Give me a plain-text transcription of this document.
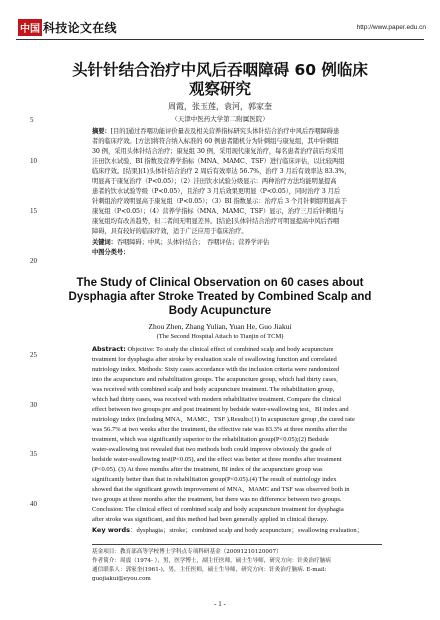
中国 科技论文在线	http://www.paper.edu.cn
5
10
15
20
25
30
35
40
头针针结合治疗中风后吞咽障碍 60 例临床
观察研究
周霞，张玉莲，袁河，郭家奎
（天津中医药大学第二附属医院）
摘要：[目的]通过吞咽功能评价量表及相关营养指标研究头体针结合治疗中风后吞咽障碍患
者的临床疗效。[方法]将符合纳入标准的 60 例患者随机分为针刺组与康复组，其中针刺组
30 例，采用头体针结合治疗；康复组 30 例，采用现代康复治疗，每名患者治疗前后均采用
洼田饮水试验、BI 指数及营养学指标（MNA、MAMC、TSF）进行临床评估，以比较两组
临床疗效。[结果](1)头体针结合治疗 2 周后有效率达 56.7%，治疗 3 月后有效率达 83.3%，
明显高于康复治疗（P<0.05）；（2）洼田饮水试验分级显示：两种治疗方法均能明显提高
患者的饮水试验等级（P<0.05），且治疗 3 月后效果更明显（P<0.05），同时治疗 3 月后
针刺组治疗效明显高于康复组（P<0.05）；（3）BI 指数显示：治疗后 3 个月针刺组明显高于
康复组（P<0.05）；（4）营养学指标（MNA、MAMC、TSF）显示，治疗三月后针刺组与
康复组均有改善趋势，但二者间无明显差异。[结论]头体针结合治疗可明显提高中风后吞咽
障碍，具有较好的临床疗效，适于广泛应用于临床治疗。
关键词：吞咽障碍；中风；头体针结合；　吞咽评估；营养学评估
中图分类号：
The Study of Clinical Observation on 60 cases about
Dysphagia after Stroke Treated by Combined Scalp and
Body Acupuncture
Zhou Zhen, Zhang Yulian, Yuan He, Guo Jiakui
(The Second Hospital Attach to Tianjin of TCM)
Abstract: Objective: To study the clinical effect of combined scalp and body acupuncture
treatment for dysphagia after stroke by evaluation scale of swallowing function and correlated
nutriology index. Methods: Sixty cases accordance with the inclusion criteria were randomized
into the acupuncture and rehabilitation groups. The acupuncture group, which had thirty cases,
was received with combined scalp and body acupuncture treatment. The rehabilitation group,
which had thirty cases, was received with modern rehabilitative treatment. Compare the clinical
effect between two groups pre and post treatment by bedside water-swallowing test、BI index and
nutriology index (including MNA、MAMC、TSF ).Results:(1) In acupuncture group ,the cured rate
was 56.7% at two weeks after the treatment, the effective rate was 83.3% at three months after the
treatment, which was significantly superior to the rehabilitation group(P<0.05);(2) Bedside
water-swallowing test revealed that two methods both could improve obviously the grade of
bedside water-swallowing test(P<0.05), and the effect was better at three months after treatment
(P<0.05). (3) At three months after the treatment, BI index of the acupuncture group was
significantly better than that in rehabilitation group(P<0.05).(4) The result of nutriology index
showed that the significant growth improvement of MNA、MAMC and TSF was observed both in
two groups at three months after the treatment, but there was no difference between two groups.
Conclusion: The clinical effect of combined scalp and body acupuncture treatment for dysphagia
after stroke was significant, and this method had been generally applied in clinical therapy.
Key words：dysphagia；stroke；combined scalp and body acupuncture；swallowing evaluation；
基金项目：教育部高等学校博士学科点专项科研基金（20091210120007）
作者简介：周震（1974- ），男，医学博士，副主任医师，硕士生导师，研究方向：针灸治疗脑病
通信联系人：郭家奎(1961-)，男，主任医师，硕士生导师，研究方向：针灸治疗脑病. E-mail:
guojiakui@eyou.com
- 1 -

• _AIM OF THE EXERCISE_
In the material above, show every line where the word "that" turns up.

• _FULL ANSWER_
water-swallowing test revealed that two methods both could improve obviously the grade of
significantly better than that in rehabilitation group(P<0.05).(4) The result of nutriology index
showed that the significant growth improvement of MNA、MAMC and TSF was observed both in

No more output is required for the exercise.